*SUPPLIED MATERIAL*
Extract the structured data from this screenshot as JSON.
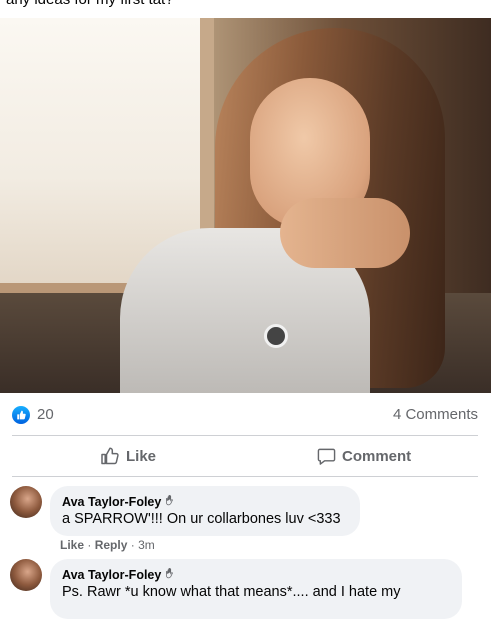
{
  "post": {
    "caption": "any ideas for my first tat?"
  },
  "reactions": {
    "icon": "like-icon",
    "count": "20",
    "comments_count": "4 Comments"
  },
  "actions": {
    "like_label": "Like",
    "comment_label": "Comment"
  },
  "comments": [
    {
      "author": "Ava Taylor-Foley",
      "badge_icon": "waving-hand-icon",
      "text": "a SPARROW'!!! On ur collarbones luv <333",
      "like_label": "Like",
      "separator": "·",
      "reply_label": "Reply",
      "time": "3m"
    },
    {
      "author": "Ava Taylor-Foley",
      "badge_icon": "waving-hand-icon",
      "text": "Ps. Rawr *u know what that means*.... and I hate my"
    }
  ],
  "colors": {
    "accent": "#1877f2",
    "secondary_text": "#65676b",
    "bubble_bg": "#f0f2f5",
    "divider": "#ced0d4"
  }
}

*GOAL*
Restate the entire listing word for word, excluding pictures.

*RESULT*
Extract the structured data from this screenshot as JSON.
{
  "post": {
    "caption": "any ideas for my first tat?"
  },
  "reactions": {
    "icon": "like-icon",
    "count": "20",
    "comments_count": "4 Comments"
  },
  "actions": {
    "like_label": "Like",
    "comment_label": "Comment"
  },
  "comments": [
    {
      "author": "Ava Taylor-Foley",
      "badge_icon": "waving-hand-icon",
      "text": "a SPARROW'!!! On ur collarbones luv <333",
      "like_label": "Like",
      "separator": "·",
      "reply_label": "Reply",
      "time": "3m"
    },
    {
      "author": "Ava Taylor-Foley",
      "badge_icon": "waving-hand-icon",
      "text": "Ps. Rawr *u know what that means*.... and I hate my"
    }
  ],
  "colors": {
    "accent": "#1877f2",
    "secondary_text": "#65676b",
    "bubble_bg": "#f0f2f5",
    "divider": "#ced0d4"
  }
}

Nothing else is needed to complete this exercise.